Extracted text Start Marker

Write more tests, no matter what kind of code you’re writing. Write them as a default, not a chore at the end of a project. Refactor more often, in smaller chunks, as a normal part of working. Open more pull requests, in smaller pieces, and if you’re running an engineering team, raise the bar for what gets merged — because the cost of improving code has dropped.
Your attention is the budget. Spend it on what only your attention can do: what to build, whether the artifact is meeting the goal, where the design is wrong. Don’t spend it on the things the tools now do for you.
And for each practice we use, we should be able to answer: what are we trying to get from this, and is this still the best way to get it?
I got asked to give that lightning talk about four days before the event, and I put it together in about an hour. The point I wanted to make was the utility of the data and the ease of building with it. That’s all. It was uncomfortable having only a surface-level understanding of my code, but that really was the only level I needed to make that point — and if I’d needed to have more, I wouldn’t have had time to make it.
To people who haven’t gotten on board
There’s a lot of evidence about what these tools can do. The benchmarks have been moving for two years. There’s testimony from developers across the field. For me, there’s my own 2,000+ hours. All of it points the same direction, which is that these tools are just really good.

But I still see a lot of dismissal from software developers, including sneering at people who don’t read their code.
I have some sympathy for where the dismissal comes from. When you have a skill that feels central to your professional — and maybe personal — identity, and now a piece of software can do it, and so can people who don’t have your skills but use that software — it’s hard. This is something a lot of us are dealing with right now.
But nonetheless, that is what happened and is continuing to happen.
And if you’re going to stay in this field — and stay in a position of leadership — you’re doing the people who depend on you a disservice if you don’t acknowledge what’s happening. They need your help figuring out what comes next: what good practice looks like in this new shape, what we should be teaching, what we should be hiring for, how to make the cheap practices stick. That work needs people who care about doing things right and are willing to update their picture of what that looks like.


I think there is a big difference between not knowing how like a bubble sort works (basic comp sci concept but not useful to a data scientist), not understanding your graphing code (might be ok assuming you’re sure the right data is being plotted the way you want and you can verify it by just looking at it?), and not understanding the polars/pandas/sql code that is doing the analysis.
For example, I have used an LLM to like translate a plotly graph to altair (so I could have shaded error bars which plotly doesn’t support) but it was a long back and forth and part of my wishes I just actually learned Altair rather than outsource to an LLM.
I think the jury is very much out on the productivity increases of LLMS for coding and there is evidence using them inhibits learning and understanding
https://www.anthropic.com/research/AI-assistance-coding-skills
LLMs can work for coding because you can always test the code - I think you are right about the importance of tests. But I want to understand any actual analysis code so I can make sure the analysis is correct! The LLM doesn’t understand anything; only humans know what our true intent is. If we divorce ourselves from understanding the analytic code than the risk is high that subtle but believable errors will creep in.
I also disagree to we have no choice but to learn/use these tools and change how we work. Companies are already setting limits on tokens and realizing that maybe all this AI spend isn’t worth the money. I use coding tools for what I think they are good at - and that’s what every data science should do. No pressure to use it because of FOMO.

Extracted text End Marker

→ Task requirements
[A] In the text on coding tools, how long before the event was the writer asked to give the lightning talk?
[B] Please reproduce the passage of the text on coding tools between "But I still" and "with right now.", inclusive.

Available data Start Marker

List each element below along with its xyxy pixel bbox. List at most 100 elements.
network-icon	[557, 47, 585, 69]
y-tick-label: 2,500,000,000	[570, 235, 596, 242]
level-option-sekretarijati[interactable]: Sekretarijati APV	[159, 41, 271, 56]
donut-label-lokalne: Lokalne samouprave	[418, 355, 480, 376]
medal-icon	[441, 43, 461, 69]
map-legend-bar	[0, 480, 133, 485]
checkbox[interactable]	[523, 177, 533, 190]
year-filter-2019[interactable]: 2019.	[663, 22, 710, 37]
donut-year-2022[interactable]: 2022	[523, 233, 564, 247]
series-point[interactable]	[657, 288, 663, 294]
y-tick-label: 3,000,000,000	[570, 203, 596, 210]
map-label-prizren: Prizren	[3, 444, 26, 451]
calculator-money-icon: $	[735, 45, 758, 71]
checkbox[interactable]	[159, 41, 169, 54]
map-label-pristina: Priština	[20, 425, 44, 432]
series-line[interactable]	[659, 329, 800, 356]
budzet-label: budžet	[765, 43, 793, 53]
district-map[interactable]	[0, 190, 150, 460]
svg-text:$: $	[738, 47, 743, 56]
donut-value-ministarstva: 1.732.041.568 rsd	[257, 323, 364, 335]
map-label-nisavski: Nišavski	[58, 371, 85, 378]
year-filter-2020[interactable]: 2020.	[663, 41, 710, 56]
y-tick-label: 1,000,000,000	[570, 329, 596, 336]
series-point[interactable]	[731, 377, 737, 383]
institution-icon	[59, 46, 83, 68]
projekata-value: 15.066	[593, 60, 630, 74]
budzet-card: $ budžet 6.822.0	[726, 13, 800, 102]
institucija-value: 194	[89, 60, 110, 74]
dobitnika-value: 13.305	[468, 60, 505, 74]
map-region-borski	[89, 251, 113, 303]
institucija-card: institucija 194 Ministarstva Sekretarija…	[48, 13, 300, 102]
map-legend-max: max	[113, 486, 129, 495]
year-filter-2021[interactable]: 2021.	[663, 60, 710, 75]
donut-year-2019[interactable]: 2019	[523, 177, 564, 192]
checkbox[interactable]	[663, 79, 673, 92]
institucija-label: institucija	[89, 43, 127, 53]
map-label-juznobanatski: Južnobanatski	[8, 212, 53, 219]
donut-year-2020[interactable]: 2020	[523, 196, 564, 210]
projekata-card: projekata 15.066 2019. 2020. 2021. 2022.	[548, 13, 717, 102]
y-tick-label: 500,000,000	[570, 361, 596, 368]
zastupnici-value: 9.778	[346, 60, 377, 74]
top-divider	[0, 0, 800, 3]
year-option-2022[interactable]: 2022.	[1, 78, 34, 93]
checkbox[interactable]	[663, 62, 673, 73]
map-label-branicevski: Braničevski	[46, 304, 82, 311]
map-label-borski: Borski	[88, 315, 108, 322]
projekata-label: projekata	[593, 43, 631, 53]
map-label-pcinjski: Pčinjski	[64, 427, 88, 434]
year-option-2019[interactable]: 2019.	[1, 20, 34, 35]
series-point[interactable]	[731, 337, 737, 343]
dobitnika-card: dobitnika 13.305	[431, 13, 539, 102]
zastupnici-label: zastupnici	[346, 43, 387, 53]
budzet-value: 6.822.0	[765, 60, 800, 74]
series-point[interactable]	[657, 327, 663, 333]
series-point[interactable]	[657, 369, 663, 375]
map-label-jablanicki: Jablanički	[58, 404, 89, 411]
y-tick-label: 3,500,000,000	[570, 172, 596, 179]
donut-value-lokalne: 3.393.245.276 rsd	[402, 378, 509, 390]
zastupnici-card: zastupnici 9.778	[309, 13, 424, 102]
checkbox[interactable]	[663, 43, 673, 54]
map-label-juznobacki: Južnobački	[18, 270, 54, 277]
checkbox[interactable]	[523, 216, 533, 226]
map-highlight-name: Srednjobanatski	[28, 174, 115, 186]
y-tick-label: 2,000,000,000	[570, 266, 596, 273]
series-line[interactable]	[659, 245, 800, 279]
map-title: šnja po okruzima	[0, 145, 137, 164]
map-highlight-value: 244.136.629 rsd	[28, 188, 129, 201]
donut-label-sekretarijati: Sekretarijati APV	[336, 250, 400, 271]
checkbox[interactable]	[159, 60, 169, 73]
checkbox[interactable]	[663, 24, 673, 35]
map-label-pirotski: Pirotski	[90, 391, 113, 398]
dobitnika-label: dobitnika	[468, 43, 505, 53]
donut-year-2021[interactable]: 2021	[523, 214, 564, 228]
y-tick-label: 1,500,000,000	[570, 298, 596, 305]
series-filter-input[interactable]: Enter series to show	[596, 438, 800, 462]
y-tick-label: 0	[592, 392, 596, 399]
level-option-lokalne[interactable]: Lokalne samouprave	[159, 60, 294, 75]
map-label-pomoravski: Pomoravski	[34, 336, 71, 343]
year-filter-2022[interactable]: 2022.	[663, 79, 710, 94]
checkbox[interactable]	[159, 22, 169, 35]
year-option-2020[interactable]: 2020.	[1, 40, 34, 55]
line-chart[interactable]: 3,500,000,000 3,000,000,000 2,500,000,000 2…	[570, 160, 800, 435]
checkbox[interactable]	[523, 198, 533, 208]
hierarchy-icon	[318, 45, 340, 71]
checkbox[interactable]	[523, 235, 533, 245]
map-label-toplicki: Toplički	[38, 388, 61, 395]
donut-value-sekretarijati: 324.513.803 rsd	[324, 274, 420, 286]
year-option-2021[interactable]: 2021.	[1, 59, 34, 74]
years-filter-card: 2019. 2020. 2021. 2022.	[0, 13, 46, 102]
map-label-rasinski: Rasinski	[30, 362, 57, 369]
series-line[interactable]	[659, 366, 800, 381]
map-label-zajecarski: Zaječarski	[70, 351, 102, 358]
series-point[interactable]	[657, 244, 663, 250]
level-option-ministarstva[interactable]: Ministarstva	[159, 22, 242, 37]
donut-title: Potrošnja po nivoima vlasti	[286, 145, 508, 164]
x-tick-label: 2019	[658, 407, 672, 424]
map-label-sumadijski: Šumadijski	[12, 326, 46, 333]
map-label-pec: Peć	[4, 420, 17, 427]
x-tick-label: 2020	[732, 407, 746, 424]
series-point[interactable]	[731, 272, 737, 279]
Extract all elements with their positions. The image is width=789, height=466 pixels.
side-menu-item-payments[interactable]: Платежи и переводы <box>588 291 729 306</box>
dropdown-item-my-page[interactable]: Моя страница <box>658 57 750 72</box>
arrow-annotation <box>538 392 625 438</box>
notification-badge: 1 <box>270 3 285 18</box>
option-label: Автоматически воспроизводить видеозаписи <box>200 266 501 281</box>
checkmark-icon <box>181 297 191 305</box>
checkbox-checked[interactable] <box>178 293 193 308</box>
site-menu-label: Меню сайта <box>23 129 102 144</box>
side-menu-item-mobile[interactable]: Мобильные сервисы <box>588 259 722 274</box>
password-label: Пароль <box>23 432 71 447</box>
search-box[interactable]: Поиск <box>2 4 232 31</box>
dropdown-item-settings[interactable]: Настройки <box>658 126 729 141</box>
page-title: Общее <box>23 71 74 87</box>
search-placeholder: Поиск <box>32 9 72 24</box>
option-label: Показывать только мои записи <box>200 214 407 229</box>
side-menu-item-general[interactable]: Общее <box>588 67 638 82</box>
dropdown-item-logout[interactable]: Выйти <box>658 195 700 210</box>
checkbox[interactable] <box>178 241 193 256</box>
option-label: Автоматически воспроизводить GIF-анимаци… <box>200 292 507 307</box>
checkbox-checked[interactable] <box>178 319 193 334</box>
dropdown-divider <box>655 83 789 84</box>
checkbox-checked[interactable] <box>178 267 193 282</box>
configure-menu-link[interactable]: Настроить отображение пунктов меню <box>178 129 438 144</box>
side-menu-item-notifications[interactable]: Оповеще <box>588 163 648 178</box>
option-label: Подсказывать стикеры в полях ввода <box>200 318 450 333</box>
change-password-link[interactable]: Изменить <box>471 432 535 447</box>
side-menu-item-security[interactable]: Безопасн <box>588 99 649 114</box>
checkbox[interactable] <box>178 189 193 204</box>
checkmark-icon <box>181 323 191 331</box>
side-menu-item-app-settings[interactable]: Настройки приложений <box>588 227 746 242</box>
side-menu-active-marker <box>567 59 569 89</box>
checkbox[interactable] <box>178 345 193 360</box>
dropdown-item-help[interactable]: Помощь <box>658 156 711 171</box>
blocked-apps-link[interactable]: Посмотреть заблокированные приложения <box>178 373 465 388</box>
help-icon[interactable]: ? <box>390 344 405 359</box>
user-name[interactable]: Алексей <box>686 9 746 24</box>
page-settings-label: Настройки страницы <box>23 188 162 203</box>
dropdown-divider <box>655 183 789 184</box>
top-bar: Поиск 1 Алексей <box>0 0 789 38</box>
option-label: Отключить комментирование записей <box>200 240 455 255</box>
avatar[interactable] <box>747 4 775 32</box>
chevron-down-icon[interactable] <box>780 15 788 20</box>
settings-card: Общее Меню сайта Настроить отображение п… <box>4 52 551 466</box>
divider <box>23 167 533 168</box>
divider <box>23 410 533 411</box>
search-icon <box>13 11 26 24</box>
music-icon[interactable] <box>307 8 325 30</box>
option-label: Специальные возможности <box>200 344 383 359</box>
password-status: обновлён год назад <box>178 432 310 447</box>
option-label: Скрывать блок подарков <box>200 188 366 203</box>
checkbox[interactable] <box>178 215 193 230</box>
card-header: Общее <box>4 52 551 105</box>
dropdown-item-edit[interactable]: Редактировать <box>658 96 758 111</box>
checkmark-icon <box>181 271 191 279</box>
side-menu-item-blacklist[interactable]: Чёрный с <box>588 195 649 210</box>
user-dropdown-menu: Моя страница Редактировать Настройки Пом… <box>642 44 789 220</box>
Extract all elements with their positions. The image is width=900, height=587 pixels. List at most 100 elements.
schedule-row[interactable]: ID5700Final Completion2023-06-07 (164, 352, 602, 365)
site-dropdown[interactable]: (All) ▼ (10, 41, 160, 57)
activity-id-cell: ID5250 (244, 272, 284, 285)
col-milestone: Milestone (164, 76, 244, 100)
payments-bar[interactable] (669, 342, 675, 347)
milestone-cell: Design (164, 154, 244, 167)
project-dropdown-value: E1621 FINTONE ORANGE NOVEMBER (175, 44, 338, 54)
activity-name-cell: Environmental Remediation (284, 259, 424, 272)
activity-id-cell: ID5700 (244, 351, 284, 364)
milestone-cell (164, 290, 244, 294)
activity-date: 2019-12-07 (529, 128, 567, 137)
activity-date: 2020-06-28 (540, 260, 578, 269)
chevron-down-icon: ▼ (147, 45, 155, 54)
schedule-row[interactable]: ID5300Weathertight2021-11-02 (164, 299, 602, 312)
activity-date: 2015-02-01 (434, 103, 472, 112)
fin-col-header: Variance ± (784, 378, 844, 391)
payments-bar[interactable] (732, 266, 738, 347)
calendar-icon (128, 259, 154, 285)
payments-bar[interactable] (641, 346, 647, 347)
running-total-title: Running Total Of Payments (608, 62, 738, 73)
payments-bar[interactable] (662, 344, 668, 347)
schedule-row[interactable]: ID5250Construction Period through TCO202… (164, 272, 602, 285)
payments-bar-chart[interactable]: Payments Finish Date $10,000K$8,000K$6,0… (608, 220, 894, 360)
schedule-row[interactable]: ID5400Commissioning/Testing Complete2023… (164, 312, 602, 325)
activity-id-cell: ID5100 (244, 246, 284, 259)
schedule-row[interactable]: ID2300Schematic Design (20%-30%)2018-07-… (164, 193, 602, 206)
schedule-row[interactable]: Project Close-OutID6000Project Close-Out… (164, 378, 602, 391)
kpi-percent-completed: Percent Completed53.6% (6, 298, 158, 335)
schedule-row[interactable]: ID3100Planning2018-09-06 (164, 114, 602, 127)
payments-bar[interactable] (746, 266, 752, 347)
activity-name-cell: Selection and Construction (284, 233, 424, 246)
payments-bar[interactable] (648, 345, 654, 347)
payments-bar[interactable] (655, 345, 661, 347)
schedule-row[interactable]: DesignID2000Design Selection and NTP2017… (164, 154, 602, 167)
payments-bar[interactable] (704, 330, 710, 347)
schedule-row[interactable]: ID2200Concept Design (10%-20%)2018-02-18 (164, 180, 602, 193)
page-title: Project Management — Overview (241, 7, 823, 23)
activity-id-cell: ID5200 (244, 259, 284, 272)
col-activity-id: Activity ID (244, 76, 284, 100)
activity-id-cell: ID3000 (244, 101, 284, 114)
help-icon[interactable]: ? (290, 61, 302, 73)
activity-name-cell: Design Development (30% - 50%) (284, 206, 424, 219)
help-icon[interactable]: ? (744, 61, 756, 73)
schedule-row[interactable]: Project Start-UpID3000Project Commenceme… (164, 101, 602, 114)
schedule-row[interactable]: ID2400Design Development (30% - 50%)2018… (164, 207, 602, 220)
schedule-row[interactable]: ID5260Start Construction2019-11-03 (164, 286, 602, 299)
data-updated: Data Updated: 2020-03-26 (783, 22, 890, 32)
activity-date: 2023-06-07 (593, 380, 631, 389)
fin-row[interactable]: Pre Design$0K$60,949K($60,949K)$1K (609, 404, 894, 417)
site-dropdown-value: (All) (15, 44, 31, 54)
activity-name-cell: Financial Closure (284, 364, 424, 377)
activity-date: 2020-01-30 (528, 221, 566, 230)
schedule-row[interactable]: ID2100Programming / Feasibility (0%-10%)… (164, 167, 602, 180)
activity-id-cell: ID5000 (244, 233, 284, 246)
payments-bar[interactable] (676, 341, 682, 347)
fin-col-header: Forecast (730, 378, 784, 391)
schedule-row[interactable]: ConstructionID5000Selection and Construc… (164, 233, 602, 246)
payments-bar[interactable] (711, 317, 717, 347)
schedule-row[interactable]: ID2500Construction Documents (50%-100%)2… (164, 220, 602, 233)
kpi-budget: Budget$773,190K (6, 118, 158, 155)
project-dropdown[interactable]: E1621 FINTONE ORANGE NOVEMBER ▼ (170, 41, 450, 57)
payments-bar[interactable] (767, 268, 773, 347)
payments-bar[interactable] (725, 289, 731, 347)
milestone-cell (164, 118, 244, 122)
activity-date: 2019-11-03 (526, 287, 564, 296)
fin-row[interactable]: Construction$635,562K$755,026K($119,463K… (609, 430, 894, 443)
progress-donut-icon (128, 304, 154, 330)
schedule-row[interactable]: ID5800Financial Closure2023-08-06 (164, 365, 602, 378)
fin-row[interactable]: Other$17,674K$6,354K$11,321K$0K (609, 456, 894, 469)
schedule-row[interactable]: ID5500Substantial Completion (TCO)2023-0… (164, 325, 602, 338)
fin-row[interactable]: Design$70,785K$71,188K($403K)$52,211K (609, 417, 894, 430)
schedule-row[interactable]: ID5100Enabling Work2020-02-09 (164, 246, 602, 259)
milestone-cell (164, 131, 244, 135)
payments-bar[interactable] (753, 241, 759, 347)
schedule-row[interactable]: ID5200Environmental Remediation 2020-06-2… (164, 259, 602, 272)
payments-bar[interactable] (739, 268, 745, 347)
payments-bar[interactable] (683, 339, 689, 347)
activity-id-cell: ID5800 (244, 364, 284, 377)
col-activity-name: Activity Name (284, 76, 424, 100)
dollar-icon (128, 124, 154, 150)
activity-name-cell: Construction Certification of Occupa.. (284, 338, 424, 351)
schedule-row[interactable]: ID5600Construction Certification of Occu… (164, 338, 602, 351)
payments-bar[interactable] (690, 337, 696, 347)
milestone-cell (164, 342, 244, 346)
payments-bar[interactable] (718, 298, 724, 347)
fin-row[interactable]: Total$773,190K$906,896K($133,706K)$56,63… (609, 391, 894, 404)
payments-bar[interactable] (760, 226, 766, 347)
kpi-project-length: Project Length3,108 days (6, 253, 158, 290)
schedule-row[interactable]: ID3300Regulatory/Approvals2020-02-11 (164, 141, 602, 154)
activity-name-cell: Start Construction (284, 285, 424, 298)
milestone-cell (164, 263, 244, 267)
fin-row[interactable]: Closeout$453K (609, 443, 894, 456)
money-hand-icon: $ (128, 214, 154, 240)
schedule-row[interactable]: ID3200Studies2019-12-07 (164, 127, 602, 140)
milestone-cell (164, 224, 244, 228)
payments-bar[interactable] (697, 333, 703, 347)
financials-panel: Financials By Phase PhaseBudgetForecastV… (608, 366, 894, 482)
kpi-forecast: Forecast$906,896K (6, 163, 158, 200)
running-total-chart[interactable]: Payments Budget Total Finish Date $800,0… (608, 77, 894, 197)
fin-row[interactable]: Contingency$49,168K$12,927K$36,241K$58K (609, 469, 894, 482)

Available data End Marker

→ Answers to each task
[A] About four days before the event.

[B]
But I still see a lot of dismissal from software developers, including sneering at people who don’t read their code.
I have some sympathy for where the dismissal comes from. When you have a skill that feels central to your professional — and maybe personal — identity, and now a piece of software can do it, and so can people who don’t have your skills but use that software — it’s hard. This is something a lot of us are dealing with right now.